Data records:
-- Start --

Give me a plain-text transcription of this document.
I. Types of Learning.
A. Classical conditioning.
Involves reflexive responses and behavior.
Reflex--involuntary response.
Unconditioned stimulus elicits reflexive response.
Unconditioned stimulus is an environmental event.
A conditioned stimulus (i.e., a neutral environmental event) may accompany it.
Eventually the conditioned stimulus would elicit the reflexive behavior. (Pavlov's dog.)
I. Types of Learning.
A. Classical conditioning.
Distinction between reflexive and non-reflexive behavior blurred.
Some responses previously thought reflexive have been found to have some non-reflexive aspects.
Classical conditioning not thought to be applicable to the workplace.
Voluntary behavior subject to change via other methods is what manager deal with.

-- End --

TASK REQUIREMENTS.
Within the data above, pick out all lines holding the word "thought".

WRITTEN ANSWER.
Some responses previously thought reflexive have been found to have some non-reflexive aspects.
Classical conditioning not thought to be applicable to the workplace.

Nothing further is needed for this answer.